**Aim**
Write out every line of the material exactly as it appears.

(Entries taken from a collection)
========

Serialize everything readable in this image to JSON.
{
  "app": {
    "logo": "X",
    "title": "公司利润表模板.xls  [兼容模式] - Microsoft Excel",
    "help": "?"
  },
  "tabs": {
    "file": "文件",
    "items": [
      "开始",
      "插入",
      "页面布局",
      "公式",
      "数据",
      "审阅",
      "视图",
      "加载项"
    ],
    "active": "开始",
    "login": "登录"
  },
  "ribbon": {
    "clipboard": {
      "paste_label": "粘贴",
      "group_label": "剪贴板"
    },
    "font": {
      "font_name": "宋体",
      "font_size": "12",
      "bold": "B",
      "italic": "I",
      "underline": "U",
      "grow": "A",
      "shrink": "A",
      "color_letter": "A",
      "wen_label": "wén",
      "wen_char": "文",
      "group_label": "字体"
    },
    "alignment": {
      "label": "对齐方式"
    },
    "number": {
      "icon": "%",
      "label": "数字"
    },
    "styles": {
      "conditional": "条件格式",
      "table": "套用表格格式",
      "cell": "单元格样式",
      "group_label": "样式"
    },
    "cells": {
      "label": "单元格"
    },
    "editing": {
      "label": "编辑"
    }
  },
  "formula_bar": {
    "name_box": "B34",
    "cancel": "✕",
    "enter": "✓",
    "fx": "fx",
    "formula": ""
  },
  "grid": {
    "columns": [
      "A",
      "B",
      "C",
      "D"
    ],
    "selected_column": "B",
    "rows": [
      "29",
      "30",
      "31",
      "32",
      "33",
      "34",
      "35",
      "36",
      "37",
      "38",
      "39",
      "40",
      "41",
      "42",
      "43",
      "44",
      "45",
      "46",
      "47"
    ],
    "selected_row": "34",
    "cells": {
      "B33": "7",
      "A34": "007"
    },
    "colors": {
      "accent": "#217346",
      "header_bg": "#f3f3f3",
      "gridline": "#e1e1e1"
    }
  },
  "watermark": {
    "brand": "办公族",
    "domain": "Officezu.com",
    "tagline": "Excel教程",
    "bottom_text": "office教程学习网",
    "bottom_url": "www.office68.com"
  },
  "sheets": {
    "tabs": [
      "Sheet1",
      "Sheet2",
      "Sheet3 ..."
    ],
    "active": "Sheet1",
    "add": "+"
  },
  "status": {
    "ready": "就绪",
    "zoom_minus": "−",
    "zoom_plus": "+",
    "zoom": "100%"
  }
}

========

**Worked solution**
Serialize everything readable in this image to JSON.
{
  "app": {
    "logo": "X",
    "title": "公司利润表模板.xls  [兼容模式] - Microsoft Excel",
    "help": "?"
  },
  "tabs": {
    "file": "文件",
    "items": [
      "开始",
      "插入",
      "页面布局",
      "公式",
      "数据",
      "审阅",
      "视图",
      "加载项"
    ],
    "active": "开始",
    "login": "登录"
  },
  "ribbon": {
    "clipboard": {
      "paste_label": "粘贴",
      "group_label": "剪贴板"
    },
    "font": {
      "font_name": "宋体",
      "font_size": "12",
      "bold": "B",
      "italic": "I",
      "underline": "U",
      "grow": "A",
      "shrink": "A",
      "color_letter": "A",
      "wen_label": "wén",
      "wen_char": "文",
      "group_label": "字体"
    },
    "alignment": {
      "label": "对齐方式"
    },
    "number": {
      "icon": "%",
      "label": "数字"
    },
    "styles": {
      "conditional": "条件格式",
      "table": "套用表格格式",
      "cell": "单元格样式",
      "group_label": "样式"
    },
    "cells": {
      "label": "单元格"
    },
    "editing": {
      "label": "编辑"
    }
  },
  "formula_bar": {
    "name_box": "B34",
    "cancel": "✕",
    "enter": "✓",
    "fx": "fx",
    "formula": ""
  },
  "grid": {
    "columns": [
      "A",
      "B",
      "C",
      "D"
    ],
    "selected_column": "B",
    "rows": [
      "29",
      "30",
      "31",
      "32",
      "33",
      "34",
      "35",
      "36",
      "37",
      "38",
      "39",
      "40",
      "41",
      "42",
      "43",
      "44",
      "45",
      "46",
      "47"
    ],
    "selected_row": "34",
    "cells": {
      "B33": "7",
      "A34": "007"
    },
    "colors": {
      "accent": "#217346",
      "header_bg": "#f3f3f3",
      "gridline": "#e1e1e1"
    }
  },
  "watermark": {
    "brand": "办公族",
    "domain": "Officezu.com",
    "tagline": "Excel教程",
    "bottom_text": "office教程学习网",
    "bottom_url": "www.office68.com"
  },
  "sheets": {
    "tabs": [
      "Sheet1",
      "Sheet2",
      "Sheet3 ..."
    ],
    "active": "Sheet1",
    "add": "+"
  },
  "status": {
    "ready": "就绪",
    "zoom_minus": "−",
    "zoom_plus": "+",
    "zoom": "100%"
  }
}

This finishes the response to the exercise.